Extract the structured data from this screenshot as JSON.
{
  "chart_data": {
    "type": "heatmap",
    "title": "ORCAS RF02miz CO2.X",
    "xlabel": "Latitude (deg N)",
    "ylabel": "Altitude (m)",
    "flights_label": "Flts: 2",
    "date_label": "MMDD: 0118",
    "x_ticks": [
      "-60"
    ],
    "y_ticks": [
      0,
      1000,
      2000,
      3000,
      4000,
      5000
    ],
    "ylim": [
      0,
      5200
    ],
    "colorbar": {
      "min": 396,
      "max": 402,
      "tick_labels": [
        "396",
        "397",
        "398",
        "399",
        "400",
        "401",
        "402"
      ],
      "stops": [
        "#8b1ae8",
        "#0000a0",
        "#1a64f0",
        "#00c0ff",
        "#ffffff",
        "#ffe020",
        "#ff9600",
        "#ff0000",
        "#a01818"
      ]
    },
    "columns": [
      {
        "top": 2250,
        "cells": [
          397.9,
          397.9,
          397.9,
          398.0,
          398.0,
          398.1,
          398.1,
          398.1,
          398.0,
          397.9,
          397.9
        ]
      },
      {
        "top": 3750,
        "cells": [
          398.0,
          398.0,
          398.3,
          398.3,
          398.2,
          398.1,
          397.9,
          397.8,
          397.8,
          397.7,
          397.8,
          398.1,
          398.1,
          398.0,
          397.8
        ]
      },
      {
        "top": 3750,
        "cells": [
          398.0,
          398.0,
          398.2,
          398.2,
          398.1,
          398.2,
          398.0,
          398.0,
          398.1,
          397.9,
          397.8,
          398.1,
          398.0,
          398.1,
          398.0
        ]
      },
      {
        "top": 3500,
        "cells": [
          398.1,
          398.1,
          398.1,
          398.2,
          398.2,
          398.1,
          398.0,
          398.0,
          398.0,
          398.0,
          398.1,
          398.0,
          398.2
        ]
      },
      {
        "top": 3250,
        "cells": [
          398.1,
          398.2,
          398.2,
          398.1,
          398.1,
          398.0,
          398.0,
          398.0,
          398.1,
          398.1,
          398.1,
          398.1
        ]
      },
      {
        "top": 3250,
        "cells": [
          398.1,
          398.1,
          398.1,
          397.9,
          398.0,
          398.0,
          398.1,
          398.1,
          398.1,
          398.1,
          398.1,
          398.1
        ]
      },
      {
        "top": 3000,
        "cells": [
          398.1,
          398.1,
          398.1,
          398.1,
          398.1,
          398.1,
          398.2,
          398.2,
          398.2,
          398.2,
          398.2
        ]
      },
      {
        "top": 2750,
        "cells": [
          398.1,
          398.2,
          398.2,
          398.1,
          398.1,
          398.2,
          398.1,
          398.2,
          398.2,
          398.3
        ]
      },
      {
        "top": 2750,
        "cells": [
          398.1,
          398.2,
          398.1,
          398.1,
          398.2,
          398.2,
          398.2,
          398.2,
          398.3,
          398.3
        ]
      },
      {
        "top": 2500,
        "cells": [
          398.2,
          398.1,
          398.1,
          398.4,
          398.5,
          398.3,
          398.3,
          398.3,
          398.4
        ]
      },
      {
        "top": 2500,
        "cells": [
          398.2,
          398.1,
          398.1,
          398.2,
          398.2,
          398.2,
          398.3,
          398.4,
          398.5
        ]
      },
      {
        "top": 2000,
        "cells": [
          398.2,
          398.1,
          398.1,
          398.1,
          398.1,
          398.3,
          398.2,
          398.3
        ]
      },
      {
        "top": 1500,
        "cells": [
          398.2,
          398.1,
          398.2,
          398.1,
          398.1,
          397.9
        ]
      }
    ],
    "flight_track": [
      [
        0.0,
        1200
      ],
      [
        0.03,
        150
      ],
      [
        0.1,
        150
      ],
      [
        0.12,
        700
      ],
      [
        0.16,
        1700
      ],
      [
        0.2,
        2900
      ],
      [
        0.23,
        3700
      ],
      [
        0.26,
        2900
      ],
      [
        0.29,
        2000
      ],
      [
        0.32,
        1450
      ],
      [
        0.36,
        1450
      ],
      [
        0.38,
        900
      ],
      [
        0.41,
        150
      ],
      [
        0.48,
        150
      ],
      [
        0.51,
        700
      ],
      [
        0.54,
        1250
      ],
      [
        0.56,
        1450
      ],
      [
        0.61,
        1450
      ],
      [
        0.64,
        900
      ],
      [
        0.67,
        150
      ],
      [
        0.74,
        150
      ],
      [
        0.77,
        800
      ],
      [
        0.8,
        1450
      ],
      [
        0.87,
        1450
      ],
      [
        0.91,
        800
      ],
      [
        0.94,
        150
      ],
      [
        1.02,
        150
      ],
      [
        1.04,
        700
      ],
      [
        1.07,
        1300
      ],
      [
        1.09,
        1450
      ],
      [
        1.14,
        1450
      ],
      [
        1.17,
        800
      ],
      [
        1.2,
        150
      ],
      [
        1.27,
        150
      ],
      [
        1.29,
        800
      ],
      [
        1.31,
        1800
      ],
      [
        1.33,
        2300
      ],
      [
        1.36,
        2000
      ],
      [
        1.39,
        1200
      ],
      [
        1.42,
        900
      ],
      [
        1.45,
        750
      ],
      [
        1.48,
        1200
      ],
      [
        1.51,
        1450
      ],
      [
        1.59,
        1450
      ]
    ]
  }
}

- [WHAT THE TASK REQUIRES] Make a verbatim copy of every entry shown above.

- [EXPECTED ANSWER]
Extract the structured data from this screenshot as JSON.
{
  "chart_data": {
    "type": "heatmap",
    "title": "ORCAS RF02miz CO2.X",
    "xlabel": "Latitude (deg N)",
    "ylabel": "Altitude (m)",
    "flights_label": "Flts: 2",
    "date_label": "MMDD: 0118",
    "x_ticks": [
      "-60"
    ],
    "y_ticks": [
      0,
      1000,
      2000,
      3000,
      4000,
      5000
    ],
    "ylim": [
      0,
      5200
    ],
    "colorbar": {
      "min": 396,
      "max": 402,
      "tick_labels": [
        "396",
        "397",
        "398",
        "399",
        "400",
        "401",
        "402"
      ],
      "stops": [
        "#8b1ae8",
        "#0000a0",
        "#1a64f0",
        "#00c0ff",
        "#ffffff",
        "#ffe020",
        "#ff9600",
        "#ff0000",
        "#a01818"
      ]
    },
    "columns": [
      {
        "top": 2250,
        "cells": [
          397.9,
          397.9,
          397.9,
          398.0,
          398.0,
          398.1,
          398.1,
          398.1,
          398.0,
          397.9,
          397.9
        ]
      },
      {
        "top": 3750,
        "cells": [
          398.0,
          398.0,
          398.3,
          398.3,
          398.2,
          398.1,
          397.9,
          397.8,
          397.8,
          397.7,
          397.8,
          398.1,
          398.1,
          398.0,
          397.8
        ]
      },
      {
        "top": 3750,
        "cells": [
          398.0,
          398.0,
          398.2,
          398.2,
          398.1,
          398.2,
          398.0,
          398.0,
          398.1,
          397.9,
          397.8,
          398.1,
          398.0,
          398.1,
          398.0
        ]
      },
      {
        "top": 3500,
        "cells": [
          398.1,
          398.1,
          398.1,
          398.2,
          398.2,
          398.1,
          398.0,
          398.0,
          398.0,
          398.0,
          398.1,
          398.0,
          398.2
        ]
      },
      {
        "top": 3250,
        "cells": [
          398.1,
          398.2,
          398.2,
          398.1,
          398.1,
          398.0,
          398.0,
          398.0,
          398.1,
          398.1,
          398.1,
          398.1
        ]
      },
      {
        "top": 3250,
        "cells": [
          398.1,
          398.1,
          398.1,
          397.9,
          398.0,
          398.0,
          398.1,
          398.1,
          398.1,
          398.1,
          398.1,
          398.1
        ]
      },
      {
        "top": 3000,
        "cells": [
          398.1,
          398.1,
          398.1,
          398.1,
          398.1,
          398.1,
          398.2,
          398.2,
          398.2,
          398.2,
          398.2
        ]
      },
      {
        "top": 2750,
        "cells": [
          398.1,
          398.2,
          398.2,
          398.1,
          398.1,
          398.2,
          398.1,
          398.2,
          398.2,
          398.3
        ]
      },
      {
        "top": 2750,
        "cells": [
          398.1,
          398.2,
          398.1,
          398.1,
          398.2,
          398.2,
          398.2,
          398.2,
          398.3,
          398.3
        ]
      },
      {
        "top": 2500,
        "cells": [
          398.2,
          398.1,
          398.1,
          398.4,
          398.5,
          398.3,
          398.3,
          398.3,
          398.4
        ]
      },
      {
        "top": 2500,
        "cells": [
          398.2,
          398.1,
          398.1,
          398.2,
          398.2,
          398.2,
          398.3,
          398.4,
          398.5
        ]
      },
      {
        "top": 2000,
        "cells": [
          398.2,
          398.1,
          398.1,
          398.1,
          398.1,
          398.3,
          398.2,
          398.3
        ]
      },
      {
        "top": 1500,
        "cells": [
          398.2,
          398.1,
          398.2,
          398.1,
          398.1,
          397.9
        ]
      }
    ],
    "flight_track": [
      [
        0.0,
        1200
      ],
      [
        0.03,
        150
      ],
      [
        0.1,
        150
      ],
      [
        0.12,
        700
      ],
      [
        0.16,
        1700
      ],
      [
        0.2,
        2900
      ],
      [
        0.23,
        3700
      ],
      [
        0.26,
        2900
      ],
      [
        0.29,
        2000
      ],
      [
        0.32,
        1450
      ],
      [
        0.36,
        1450
      ],
      [
        0.38,
        900
      ],
      [
        0.41,
        150
      ],
      [
        0.48,
        150
      ],
      [
        0.51,
        700
      ],
      [
        0.54,
        1250
      ],
      [
        0.56,
        1450
      ],
      [
        0.61,
        1450
      ],
      [
        0.64,
        900
      ],
      [
        0.67,
        150
      ],
      [
        0.74,
        150
      ],
      [
        0.77,
        800
      ],
      [
        0.8,
        1450
      ],
      [
        0.87,
        1450
      ],
      [
        0.91,
        800
      ],
      [
        0.94,
        150
      ],
      [
        1.02,
        150
      ],
      [
        1.04,
        700
      ],
      [
        1.07,
        1300
      ],
      [
        1.09,
        1450
      ],
      [
        1.14,
        1450
      ],
      [
        1.17,
        800
      ],
      [
        1.2,
        150
      ],
      [
        1.27,
        150
      ],
      [
        1.29,
        800
      ],
      [
        1.31,
        1800
      ],
      [
        1.33,
        2300
      ],
      [
        1.36,
        2000
      ],
      [
        1.39,
        1200
      ],
      [
        1.42,
        900
      ],
      [
        1.45,
        750
      ],
      [
        1.48,
        1200
      ],
      [
        1.51,
        1450
      ],
      [
        1.59,
        1450
      ]
    ]
  }
}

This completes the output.